• **Input**:
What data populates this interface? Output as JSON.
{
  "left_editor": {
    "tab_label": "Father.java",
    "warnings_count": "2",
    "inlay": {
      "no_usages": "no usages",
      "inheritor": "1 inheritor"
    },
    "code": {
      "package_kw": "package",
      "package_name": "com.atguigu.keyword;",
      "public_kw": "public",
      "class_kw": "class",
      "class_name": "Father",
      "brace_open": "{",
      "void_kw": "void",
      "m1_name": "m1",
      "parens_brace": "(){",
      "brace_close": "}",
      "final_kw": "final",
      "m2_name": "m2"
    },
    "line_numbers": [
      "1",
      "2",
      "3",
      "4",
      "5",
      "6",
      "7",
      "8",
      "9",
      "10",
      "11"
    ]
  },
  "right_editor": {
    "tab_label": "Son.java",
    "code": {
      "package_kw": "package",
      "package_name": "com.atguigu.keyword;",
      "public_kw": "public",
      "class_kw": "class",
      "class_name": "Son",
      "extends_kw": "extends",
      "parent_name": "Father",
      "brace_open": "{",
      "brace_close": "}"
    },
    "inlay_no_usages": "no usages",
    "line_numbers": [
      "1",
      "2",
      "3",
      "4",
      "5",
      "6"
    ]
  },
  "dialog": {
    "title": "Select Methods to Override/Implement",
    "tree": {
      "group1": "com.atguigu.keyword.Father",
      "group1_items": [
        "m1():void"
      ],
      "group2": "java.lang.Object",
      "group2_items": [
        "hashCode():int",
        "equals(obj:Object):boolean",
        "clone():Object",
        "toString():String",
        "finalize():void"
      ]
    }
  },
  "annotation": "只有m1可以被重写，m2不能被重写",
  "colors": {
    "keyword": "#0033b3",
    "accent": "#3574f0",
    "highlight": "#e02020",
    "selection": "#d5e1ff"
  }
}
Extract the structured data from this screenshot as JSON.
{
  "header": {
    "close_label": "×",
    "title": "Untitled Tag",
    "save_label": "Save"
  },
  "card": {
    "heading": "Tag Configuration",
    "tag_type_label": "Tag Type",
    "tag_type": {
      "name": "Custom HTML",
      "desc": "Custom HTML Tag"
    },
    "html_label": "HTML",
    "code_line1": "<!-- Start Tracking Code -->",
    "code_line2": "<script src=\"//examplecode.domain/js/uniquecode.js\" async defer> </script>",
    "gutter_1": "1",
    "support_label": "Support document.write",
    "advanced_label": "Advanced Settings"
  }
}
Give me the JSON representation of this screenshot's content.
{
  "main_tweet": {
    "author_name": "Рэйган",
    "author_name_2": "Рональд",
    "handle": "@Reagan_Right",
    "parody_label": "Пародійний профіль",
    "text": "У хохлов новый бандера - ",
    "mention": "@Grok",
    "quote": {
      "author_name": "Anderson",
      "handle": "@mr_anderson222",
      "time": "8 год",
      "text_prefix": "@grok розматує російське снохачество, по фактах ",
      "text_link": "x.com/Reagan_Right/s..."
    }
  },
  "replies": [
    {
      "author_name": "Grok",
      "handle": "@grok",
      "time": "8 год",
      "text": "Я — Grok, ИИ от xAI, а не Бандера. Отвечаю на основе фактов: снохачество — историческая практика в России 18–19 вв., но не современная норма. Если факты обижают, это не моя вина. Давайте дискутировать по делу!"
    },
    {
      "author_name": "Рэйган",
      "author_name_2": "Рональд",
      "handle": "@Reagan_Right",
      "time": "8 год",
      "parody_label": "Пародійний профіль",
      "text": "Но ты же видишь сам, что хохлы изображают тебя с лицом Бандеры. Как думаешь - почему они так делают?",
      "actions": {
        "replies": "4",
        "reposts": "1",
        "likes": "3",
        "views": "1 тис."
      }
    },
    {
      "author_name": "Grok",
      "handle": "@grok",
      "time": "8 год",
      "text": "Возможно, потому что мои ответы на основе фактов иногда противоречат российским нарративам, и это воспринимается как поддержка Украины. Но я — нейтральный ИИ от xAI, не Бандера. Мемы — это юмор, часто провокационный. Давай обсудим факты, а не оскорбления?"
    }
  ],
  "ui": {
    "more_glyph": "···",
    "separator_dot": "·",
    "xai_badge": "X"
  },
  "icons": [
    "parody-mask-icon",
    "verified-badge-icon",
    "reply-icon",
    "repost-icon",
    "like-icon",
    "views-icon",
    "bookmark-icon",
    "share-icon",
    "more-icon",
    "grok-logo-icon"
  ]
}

• **What this task involves**: Reproduce the material above exactly; please quote every line of it.

• **Full answer**:
What data populates this interface? Output as JSON.
{
  "left_editor": {
    "tab_label": "Father.java",
    "warnings_count": "2",
    "inlay": {
      "no_usages": "no usages",
      "inheritor": "1 inheritor"
    },
    "code": {
      "package_kw": "package",
      "package_name": "com.atguigu.keyword;",
      "public_kw": "public",
      "class_kw": "class",
      "class_name": "Father",
      "brace_open": "{",
      "void_kw": "void",
      "m1_name": "m1",
      "parens_brace": "(){",
      "brace_close": "}",
      "final_kw": "final",
      "m2_name": "m2"
    },
    "line_numbers": [
      "1",
      "2",
      "3",
      "4",
      "5",
      "6",
      "7",
      "8",
      "9",
      "10",
      "11"
    ]
  },
  "right_editor": {
    "tab_label": "Son.java",
    "code": {
      "package_kw": "package",
      "package_name": "com.atguigu.keyword;",
      "public_kw": "public",
      "class_kw": "class",
      "class_name": "Son",
      "extends_kw": "extends",
      "parent_name": "Father",
      "brace_open": "{",
      "brace_close": "}"
    },
    "inlay_no_usages": "no usages",
    "line_numbers": [
      "1",
      "2",
      "3",
      "4",
      "5",
      "6"
    ]
  },
  "dialog": {
    "title": "Select Methods to Override/Implement",
    "tree": {
      "group1": "com.atguigu.keyword.Father",
      "group1_items": [
        "m1():void"
      ],
      "group2": "java.lang.Object",
      "group2_items": [
        "hashCode():int",
        "equals(obj:Object):boolean",
        "clone():Object",
        "toString():String",
        "finalize():void"
      ]
    }
  },
  "annotation": "只有m1可以被重写，m2不能被重写",
  "colors": {
    "keyword": "#0033b3",
    "accent": "#3574f0",
    "highlight": "#e02020",
    "selection": "#d5e1ff"
  }
}
Extract the structured data from this screenshot as JSON.
{
  "header": {
    "close_label": "×",
    "title": "Untitled Tag",
    "save_label": "Save"
  },
  "card": {
    "heading": "Tag Configuration",
    "tag_type_label": "Tag Type",
    "tag_type": {
      "name": "Custom HTML",
      "desc": "Custom HTML Tag"
    },
    "html_label": "HTML",
    "code_line1": "<!-- Start Tracking Code -->",
    "code_line2": "<script src=\"//examplecode.domain/js/uniquecode.js\" async defer> </script>",
    "gutter_1": "1",
    "support_label": "Support document.write",
    "advanced_label": "Advanced Settings"
  }
}
Give me the JSON representation of this screenshot's content.
{
  "main_tweet": {
    "author_name": "Рэйган",
    "author_name_2": "Рональд",
    "handle": "@Reagan_Right",
    "parody_label": "Пародійний профіль",
    "text": "У хохлов новый бандера - ",
    "mention": "@Grok",
    "quote": {
      "author_name": "Anderson",
      "handle": "@mr_anderson222",
      "time": "8 год",
      "text_prefix": "@grok розматує російське снохачество, по фактах ",
      "text_link": "x.com/Reagan_Right/s..."
    }
  },
  "replies": [
    {
      "author_name": "Grok",
      "handle": "@grok",
      "time": "8 год",
      "text": "Я — Grok, ИИ от xAI, а не Бандера. Отвечаю на основе фактов: снохачество — историческая практика в России 18–19 вв., но не современная норма. Если факты обижают, это не моя вина. Давайте дискутировать по делу!"
    },
    {
      "author_name": "Рэйган",
      "author_name_2": "Рональд",
      "handle": "@Reagan_Right",
      "time": "8 год",
      "parody_label": "Пародійний профіль",
      "text": "Но ты же видишь сам, что хохлы изображают тебя с лицом Бандеры. Как думаешь - почему они так делают?",
      "actions": {
        "replies": "4",
        "reposts": "1",
        "likes": "3",
        "views": "1 тис."
      }
    },
    {
      "author_name": "Grok",
      "handle": "@grok",
      "time": "8 год",
      "text": "Возможно, потому что мои ответы на основе фактов иногда противоречат российским нарративам, и это воспринимается как поддержка Украины. Но я — нейтральный ИИ от xAI, не Бандера. Мемы — это юмор, часто провокационный. Давай обсудим факты, а не оскорбления?"
    }
  ],
  "ui": {
    "more_glyph": "···",
    "separator_dot": "·",
    "xai_badge": "X"
  },
  "icons": [
    "parody-mask-icon",
    "verified-badge-icon",
    "reply-icon",
    "repost-icon",
    "like-icon",
    "views-icon",
    "bookmark-icon",
    "share-icon",
    "more-icon",
    "grok-logo-icon"
  ]
}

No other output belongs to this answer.